### PROBLEM
Only the lines holding the string "this" are needed. Copy each one.

## Begin

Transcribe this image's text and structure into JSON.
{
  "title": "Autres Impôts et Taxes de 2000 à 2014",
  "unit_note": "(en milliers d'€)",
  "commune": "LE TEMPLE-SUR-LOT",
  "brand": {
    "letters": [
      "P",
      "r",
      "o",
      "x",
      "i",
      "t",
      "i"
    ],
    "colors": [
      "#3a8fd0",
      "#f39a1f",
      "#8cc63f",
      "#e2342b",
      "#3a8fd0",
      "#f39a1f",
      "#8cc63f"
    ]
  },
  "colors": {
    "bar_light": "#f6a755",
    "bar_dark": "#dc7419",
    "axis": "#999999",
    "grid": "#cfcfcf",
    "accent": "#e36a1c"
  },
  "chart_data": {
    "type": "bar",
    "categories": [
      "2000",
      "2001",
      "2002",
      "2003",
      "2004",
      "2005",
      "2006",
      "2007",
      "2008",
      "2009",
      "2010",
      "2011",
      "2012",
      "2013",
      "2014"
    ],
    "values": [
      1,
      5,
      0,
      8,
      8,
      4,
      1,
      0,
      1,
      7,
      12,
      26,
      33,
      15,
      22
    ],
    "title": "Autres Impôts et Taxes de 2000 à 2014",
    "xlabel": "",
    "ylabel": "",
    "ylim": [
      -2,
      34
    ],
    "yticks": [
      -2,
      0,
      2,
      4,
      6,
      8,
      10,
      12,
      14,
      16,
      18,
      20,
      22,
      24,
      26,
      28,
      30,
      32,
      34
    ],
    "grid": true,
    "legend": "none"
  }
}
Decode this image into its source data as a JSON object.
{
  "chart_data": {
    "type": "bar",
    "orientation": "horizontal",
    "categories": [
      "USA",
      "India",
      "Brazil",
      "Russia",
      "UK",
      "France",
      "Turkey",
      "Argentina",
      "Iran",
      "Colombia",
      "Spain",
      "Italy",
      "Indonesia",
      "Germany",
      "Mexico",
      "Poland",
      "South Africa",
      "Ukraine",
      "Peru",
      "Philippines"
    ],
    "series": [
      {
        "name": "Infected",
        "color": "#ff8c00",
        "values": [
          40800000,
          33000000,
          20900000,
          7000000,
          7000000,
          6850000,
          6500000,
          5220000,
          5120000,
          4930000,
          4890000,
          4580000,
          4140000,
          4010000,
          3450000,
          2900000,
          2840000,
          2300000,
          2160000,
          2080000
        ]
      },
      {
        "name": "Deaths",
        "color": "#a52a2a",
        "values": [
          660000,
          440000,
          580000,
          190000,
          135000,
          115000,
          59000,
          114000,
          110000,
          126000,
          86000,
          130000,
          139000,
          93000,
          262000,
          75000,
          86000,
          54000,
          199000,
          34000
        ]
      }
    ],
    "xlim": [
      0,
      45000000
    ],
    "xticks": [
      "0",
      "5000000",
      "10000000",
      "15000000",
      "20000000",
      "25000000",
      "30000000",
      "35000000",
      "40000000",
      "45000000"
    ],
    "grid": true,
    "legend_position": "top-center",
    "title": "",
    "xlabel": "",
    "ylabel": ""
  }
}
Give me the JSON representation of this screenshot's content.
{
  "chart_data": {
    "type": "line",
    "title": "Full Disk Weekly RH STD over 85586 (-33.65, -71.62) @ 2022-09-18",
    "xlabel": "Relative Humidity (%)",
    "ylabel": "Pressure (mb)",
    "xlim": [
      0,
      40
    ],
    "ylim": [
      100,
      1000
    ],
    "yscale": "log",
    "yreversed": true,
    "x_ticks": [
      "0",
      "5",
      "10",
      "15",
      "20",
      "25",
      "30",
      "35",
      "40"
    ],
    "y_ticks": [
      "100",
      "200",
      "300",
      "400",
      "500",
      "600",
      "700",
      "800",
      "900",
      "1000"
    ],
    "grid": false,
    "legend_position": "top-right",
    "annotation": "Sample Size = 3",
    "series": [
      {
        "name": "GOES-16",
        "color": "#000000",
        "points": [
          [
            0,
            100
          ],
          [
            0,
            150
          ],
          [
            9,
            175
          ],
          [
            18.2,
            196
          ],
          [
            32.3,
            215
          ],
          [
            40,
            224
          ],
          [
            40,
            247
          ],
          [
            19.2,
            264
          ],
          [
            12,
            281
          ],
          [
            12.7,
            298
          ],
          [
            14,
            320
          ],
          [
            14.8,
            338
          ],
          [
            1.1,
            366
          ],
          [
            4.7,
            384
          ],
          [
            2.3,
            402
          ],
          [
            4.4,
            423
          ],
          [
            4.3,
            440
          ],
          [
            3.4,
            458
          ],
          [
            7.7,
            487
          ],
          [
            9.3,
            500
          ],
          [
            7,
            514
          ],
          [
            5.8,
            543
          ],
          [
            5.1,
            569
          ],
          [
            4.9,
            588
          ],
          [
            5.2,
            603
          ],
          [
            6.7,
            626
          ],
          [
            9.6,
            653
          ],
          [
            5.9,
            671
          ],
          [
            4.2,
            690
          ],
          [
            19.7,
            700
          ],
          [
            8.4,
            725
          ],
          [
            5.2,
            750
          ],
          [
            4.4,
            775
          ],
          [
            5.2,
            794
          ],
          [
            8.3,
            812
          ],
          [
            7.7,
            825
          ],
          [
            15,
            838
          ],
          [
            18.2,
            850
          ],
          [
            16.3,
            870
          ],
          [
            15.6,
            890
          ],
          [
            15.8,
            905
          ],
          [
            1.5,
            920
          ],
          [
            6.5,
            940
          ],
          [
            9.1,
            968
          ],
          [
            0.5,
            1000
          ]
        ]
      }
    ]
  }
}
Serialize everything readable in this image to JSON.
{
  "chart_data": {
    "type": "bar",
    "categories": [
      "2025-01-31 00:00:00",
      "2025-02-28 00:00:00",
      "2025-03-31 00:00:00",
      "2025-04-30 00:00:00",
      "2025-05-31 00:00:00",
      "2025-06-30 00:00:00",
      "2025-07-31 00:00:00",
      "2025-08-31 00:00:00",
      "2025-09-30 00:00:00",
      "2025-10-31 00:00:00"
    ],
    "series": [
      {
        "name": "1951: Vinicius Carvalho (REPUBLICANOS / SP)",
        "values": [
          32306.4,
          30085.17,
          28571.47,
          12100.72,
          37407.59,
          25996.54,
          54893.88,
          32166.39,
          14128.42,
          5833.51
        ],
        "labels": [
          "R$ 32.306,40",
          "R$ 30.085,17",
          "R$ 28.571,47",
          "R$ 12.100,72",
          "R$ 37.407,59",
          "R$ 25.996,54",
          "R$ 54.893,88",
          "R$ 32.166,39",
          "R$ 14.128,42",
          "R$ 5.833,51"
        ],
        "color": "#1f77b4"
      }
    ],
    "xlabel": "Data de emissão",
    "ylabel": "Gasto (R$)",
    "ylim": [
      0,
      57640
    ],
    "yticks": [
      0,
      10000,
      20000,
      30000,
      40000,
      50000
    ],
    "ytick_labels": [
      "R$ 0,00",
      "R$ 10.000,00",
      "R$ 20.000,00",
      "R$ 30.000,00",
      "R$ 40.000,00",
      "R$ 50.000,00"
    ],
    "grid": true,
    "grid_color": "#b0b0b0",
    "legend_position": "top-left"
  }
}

## End

### EXERCISE RESULT
Transcribe this image's text and structure into JSON.
Decode this image into its source data as a JSON object.
Give me the JSON representation of this screenshot's content.
Serialize everything readable in this image to JSON.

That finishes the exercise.